_Task objective_
Repeat the data word for word. Do not include the pictures.

_Exercise data_

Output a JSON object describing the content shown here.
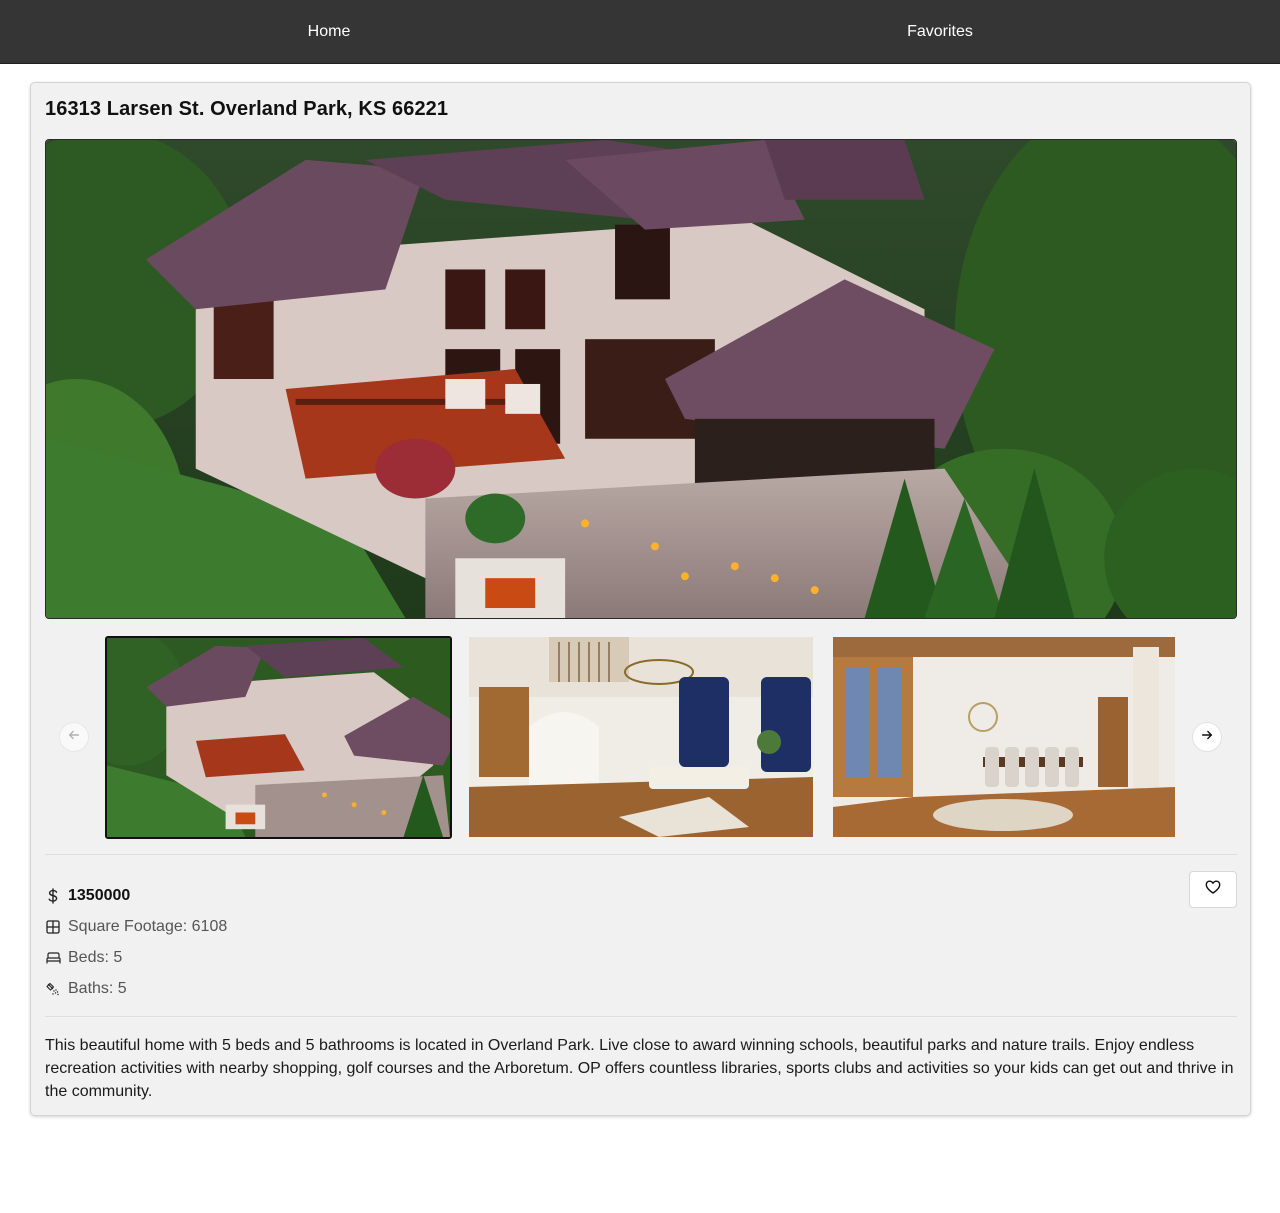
{
  "nav": {
    "home_label": "Home",
    "favorites_label": "Favorites"
  },
  "listing": {
    "address": "16313 Larsen St. Overland Park, KS 66221",
    "price": "1350000",
    "square_footage": "Square Footage: 6108",
    "beds": "Beds: 5",
    "baths": "Baths: 5",
    "description": "This beautiful home with 5 beds and 5 bathrooms is located in Overland Park. Live close to award winning schools, beautiful parks and nature trails. Enjoy endless recreation activities with nearby shopping, golf courses and the Arboretum. OP offers countless libraries, sports clubs and activities so your kids can get out and thrive in the community."
  },
  "gallery": {
    "selected_index": 0,
    "thumbnails": [
      "exterior-aerial-photo",
      "living-room-photo",
      "dining-room-photo"
    ]
  },
  "icons": {
    "price": "dollar-icon",
    "sqft": "grid-icon",
    "beds": "bed-icon",
    "baths": "shower-icon",
    "favorite": "heart-icon",
    "prev": "arrow-left-icon",
    "next": "arrow-right-icon"
  },
  "colors": {
    "navbar": "#353535",
    "card_background": "#f1f1f1",
    "text_primary": "#111111",
    "text_muted": "#555555"
  }
}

_Full response_
Output a JSON object describing the content shown here.
{
  "nav": {
    "home_label": "Home",
    "favorites_label": "Favorites"
  },
  "listing": {
    "address": "16313 Larsen St. Overland Park, KS 66221",
    "price": "1350000",
    "square_footage": "Square Footage: 6108",
    "beds": "Beds: 5",
    "baths": "Baths: 5",
    "description": "This beautiful home with 5 beds and 5 bathrooms is located in Overland Park. Live close to award winning schools, beautiful parks and nature trails. Enjoy endless recreation activities with nearby shopping, golf courses and the Arboretum. OP offers countless libraries, sports clubs and activities so your kids can get out and thrive in the community."
  },
  "gallery": {
    "selected_index": 0,
    "thumbnails": [
      "exterior-aerial-photo",
      "living-room-photo",
      "dining-room-photo"
    ]
  },
  "icons": {
    "price": "dollar-icon",
    "sqft": "grid-icon",
    "beds": "bed-icon",
    "baths": "shower-icon",
    "favorite": "heart-icon",
    "prev": "arrow-left-icon",
    "next": "arrow-right-icon"
  },
  "colors": {
    "navbar": "#353535",
    "card_background": "#f1f1f1",
    "text_primary": "#111111",
    "text_muted": "#555555"
  }
}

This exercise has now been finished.